— Begin Source records —
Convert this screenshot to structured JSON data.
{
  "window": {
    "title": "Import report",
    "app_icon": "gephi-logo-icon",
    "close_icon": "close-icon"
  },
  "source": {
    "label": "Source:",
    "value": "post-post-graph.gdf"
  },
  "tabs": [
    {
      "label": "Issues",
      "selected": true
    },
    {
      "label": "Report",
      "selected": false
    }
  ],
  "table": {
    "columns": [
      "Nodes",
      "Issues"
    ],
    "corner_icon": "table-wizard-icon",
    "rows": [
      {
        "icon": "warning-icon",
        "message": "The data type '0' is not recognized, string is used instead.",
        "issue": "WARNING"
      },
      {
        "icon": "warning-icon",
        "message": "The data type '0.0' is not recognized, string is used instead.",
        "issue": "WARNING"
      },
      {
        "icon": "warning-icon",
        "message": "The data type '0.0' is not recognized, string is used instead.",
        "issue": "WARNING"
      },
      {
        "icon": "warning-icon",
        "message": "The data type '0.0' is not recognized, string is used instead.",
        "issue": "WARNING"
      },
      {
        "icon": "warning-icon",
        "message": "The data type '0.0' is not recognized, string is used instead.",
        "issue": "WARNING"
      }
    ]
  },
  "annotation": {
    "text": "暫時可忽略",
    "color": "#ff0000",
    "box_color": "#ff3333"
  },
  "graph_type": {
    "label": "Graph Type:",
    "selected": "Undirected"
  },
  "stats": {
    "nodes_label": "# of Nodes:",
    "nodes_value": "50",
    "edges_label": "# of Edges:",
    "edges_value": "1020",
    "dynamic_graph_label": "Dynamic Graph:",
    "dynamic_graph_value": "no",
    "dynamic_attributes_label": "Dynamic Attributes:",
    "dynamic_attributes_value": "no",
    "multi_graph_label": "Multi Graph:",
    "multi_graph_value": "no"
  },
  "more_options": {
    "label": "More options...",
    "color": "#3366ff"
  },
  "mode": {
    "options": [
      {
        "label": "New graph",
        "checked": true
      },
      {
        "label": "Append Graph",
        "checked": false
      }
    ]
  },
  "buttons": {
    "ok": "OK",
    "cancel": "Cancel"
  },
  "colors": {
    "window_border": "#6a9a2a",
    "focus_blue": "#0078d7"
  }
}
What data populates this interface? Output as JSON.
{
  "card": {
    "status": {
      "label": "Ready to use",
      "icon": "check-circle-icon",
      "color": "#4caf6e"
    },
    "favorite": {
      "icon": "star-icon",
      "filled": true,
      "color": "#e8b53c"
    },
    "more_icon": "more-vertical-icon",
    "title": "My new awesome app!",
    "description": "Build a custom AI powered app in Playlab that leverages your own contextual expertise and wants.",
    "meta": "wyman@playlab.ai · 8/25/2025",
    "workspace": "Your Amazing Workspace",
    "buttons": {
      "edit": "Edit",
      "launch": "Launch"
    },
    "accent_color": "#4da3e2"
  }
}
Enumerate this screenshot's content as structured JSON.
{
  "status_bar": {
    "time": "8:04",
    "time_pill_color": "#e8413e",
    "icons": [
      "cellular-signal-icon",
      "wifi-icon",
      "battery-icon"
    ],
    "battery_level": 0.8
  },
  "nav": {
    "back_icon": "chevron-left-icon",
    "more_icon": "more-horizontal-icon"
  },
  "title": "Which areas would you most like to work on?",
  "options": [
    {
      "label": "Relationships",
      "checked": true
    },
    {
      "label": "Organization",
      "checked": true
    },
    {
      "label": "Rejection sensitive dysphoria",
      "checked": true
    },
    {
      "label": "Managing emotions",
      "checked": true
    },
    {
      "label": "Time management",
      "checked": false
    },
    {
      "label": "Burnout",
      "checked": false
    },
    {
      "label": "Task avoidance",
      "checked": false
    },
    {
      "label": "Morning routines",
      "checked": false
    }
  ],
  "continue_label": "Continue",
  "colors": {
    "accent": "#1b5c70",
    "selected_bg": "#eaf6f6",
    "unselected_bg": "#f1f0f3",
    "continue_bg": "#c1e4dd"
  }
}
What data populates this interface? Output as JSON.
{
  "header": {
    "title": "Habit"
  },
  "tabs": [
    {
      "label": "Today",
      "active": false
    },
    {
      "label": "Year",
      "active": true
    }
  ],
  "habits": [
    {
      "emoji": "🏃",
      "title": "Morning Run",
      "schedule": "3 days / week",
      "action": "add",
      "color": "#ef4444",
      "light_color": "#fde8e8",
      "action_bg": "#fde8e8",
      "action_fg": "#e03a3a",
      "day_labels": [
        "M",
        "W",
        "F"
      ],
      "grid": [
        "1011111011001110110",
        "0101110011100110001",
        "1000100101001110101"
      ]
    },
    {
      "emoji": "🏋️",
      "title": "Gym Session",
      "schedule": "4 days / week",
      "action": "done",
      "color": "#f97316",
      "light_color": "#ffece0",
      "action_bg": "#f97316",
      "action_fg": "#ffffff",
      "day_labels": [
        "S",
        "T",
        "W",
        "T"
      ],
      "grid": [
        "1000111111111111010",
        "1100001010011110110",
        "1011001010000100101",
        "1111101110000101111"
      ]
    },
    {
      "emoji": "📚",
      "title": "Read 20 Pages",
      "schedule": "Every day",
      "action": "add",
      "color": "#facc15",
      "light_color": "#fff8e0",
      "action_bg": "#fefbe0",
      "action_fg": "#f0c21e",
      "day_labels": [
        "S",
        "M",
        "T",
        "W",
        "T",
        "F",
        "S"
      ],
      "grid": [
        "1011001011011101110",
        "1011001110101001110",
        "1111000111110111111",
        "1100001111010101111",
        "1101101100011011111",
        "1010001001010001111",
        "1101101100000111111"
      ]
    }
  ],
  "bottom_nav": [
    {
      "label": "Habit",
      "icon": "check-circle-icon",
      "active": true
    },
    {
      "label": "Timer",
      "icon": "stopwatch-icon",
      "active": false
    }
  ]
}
— End Source records —
* Given instruction
Quote the data above in full, changing nothing.

* Answer for this exercise
Convert this screenshot to structured JSON data.
{
  "window": {
    "title": "Import report",
    "app_icon": "gephi-logo-icon",
    "close_icon": "close-icon"
  },
  "source": {
    "label": "Source:",
    "value": "post-post-graph.gdf"
  },
  "tabs": [
    {
      "label": "Issues",
      "selected": true
    },
    {
      "label": "Report",
      "selected": false
    }
  ],
  "table": {
    "columns": [
      "Nodes",
      "Issues"
    ],
    "corner_icon": "table-wizard-icon",
    "rows": [
      {
        "icon": "warning-icon",
        "message": "The data type '0' is not recognized, string is used instead.",
        "issue": "WARNING"
      },
      {
        "icon": "warning-icon",
        "message": "The data type '0.0' is not recognized, string is used instead.",
        "issue": "WARNING"
      },
      {
        "icon": "warning-icon",
        "message": "The data type '0.0' is not recognized, string is used instead.",
        "issue": "WARNING"
      },
      {
        "icon": "warning-icon",
        "message": "The data type '0.0' is not recognized, string is used instead.",
        "issue": "WARNING"
      },
      {
        "icon": "warning-icon",
        "message": "The data type '0.0' is not recognized, string is used instead.",
        "issue": "WARNING"
      }
    ]
  },
  "annotation": {
    "text": "暫時可忽略",
    "color": "#ff0000",
    "box_color": "#ff3333"
  },
  "graph_type": {
    "label": "Graph Type:",
    "selected": "Undirected"
  },
  "stats": {
    "nodes_label": "# of Nodes:",
    "nodes_value": "50",
    "edges_label": "# of Edges:",
    "edges_value": "1020",
    "dynamic_graph_label": "Dynamic Graph:",
    "dynamic_graph_value": "no",
    "dynamic_attributes_label": "Dynamic Attributes:",
    "dynamic_attributes_value": "no",
    "multi_graph_label": "Multi Graph:",
    "multi_graph_value": "no"
  },
  "more_options": {
    "label": "More options...",
    "color": "#3366ff"
  },
  "mode": {
    "options": [
      {
        "label": "New graph",
        "checked": true
      },
      {
        "label": "Append Graph",
        "checked": false
      }
    ]
  },
  "buttons": {
    "ok": "OK",
    "cancel": "Cancel"
  },
  "colors": {
    "window_border": "#6a9a2a",
    "focus_blue": "#0078d7"
  }
}
What data populates this interface? Output as JSON.
{
  "card": {
    "status": {
      "label": "Ready to use",
      "icon": "check-circle-icon",
      "color": "#4caf6e"
    },
    "favorite": {
      "icon": "star-icon",
      "filled": true,
      "color": "#e8b53c"
    },
    "more_icon": "more-vertical-icon",
    "title": "My new awesome app!",
    "description": "Build a custom AI powered app in Playlab that leverages your own contextual expertise and wants.",
    "meta": "wyman@playlab.ai · 8/25/2025",
    "workspace": "Your Amazing Workspace",
    "buttons": {
      "edit": "Edit",
      "launch": "Launch"
    },
    "accent_color": "#4da3e2"
  }
}
Enumerate this screenshot's content as structured JSON.
{
  "status_bar": {
    "time": "8:04",
    "time_pill_color": "#e8413e",
    "icons": [
      "cellular-signal-icon",
      "wifi-icon",
      "battery-icon"
    ],
    "battery_level": 0.8
  },
  "nav": {
    "back_icon": "chevron-left-icon",
    "more_icon": "more-horizontal-icon"
  },
  "title": "Which areas would you most like to work on?",
  "options": [
    {
      "label": "Relationships",
      "checked": true
    },
    {
      "label": "Organization",
      "checked": true
    },
    {
      "label": "Rejection sensitive dysphoria",
      "checked": true
    },
    {
      "label": "Managing emotions",
      "checked": true
    },
    {
      "label": "Time management",
      "checked": false
    },
    {
      "label": "Burnout",
      "checked": false
    },
    {
      "label": "Task avoidance",
      "checked": false
    },
    {
      "label": "Morning routines",
      "checked": false
    }
  ],
  "continue_label": "Continue",
  "colors": {
    "accent": "#1b5c70",
    "selected_bg": "#eaf6f6",
    "unselected_bg": "#f1f0f3",
    "continue_bg": "#c1e4dd"
  }
}
What data populates this interface? Output as JSON.
{
  "header": {
    "title": "Habit"
  },
  "tabs": [
    {
      "label": "Today",
      "active": false
    },
    {
      "label": "Year",
      "active": true
    }
  ],
  "habits": [
    {
      "emoji": "🏃",
      "title": "Morning Run",
      "schedule": "3 days / week",
      "action": "add",
      "color": "#ef4444",
      "light_color": "#fde8e8",
      "action_bg": "#fde8e8",
      "action_fg": "#e03a3a",
      "day_labels": [
        "M",
        "W",
        "F"
      ],
      "grid": [
        "1011111011001110110",
        "0101110011100110001",
        "1000100101001110101"
      ]
    },
    {
      "emoji": "🏋️",
      "title": "Gym Session",
      "schedule": "4 days / week",
      "action": "done",
      "color": "#f97316",
      "light_color": "#ffece0",
      "action_bg": "#f97316",
      "action_fg": "#ffffff",
      "day_labels": [
        "S",
        "T",
        "W",
        "T"
      ],
      "grid": [
        "1000111111111111010",
        "1100001010011110110",
        "1011001010000100101",
        "1111101110000101111"
      ]
    },
    {
      "emoji": "📚",
      "title": "Read 20 Pages",
      "schedule": "Every day",
      "action": "add",
      "color": "#facc15",
      "light_color": "#fff8e0",
      "action_bg": "#fefbe0",
      "action_fg": "#f0c21e",
      "day_labels": [
        "S",
        "M",
        "T",
        "W",
        "T",
        "F",
        "S"
      ],
      "grid": [
        "1011001011011101110",
        "1011001110101001110",
        "1111000111110111111",
        "1100001111010101111",
        "1101101100011011111",
        "1010001001010001111",
        "1101101100000111111"
      ]
    }
  ],
  "bottom_nav": [
    {
      "label": "Habit",
      "icon": "check-circle-icon",
      "active": true
    },
    {
      "label": "Timer",
      "icon": "stopwatch-icon",
      "active": false
    }
  ]
}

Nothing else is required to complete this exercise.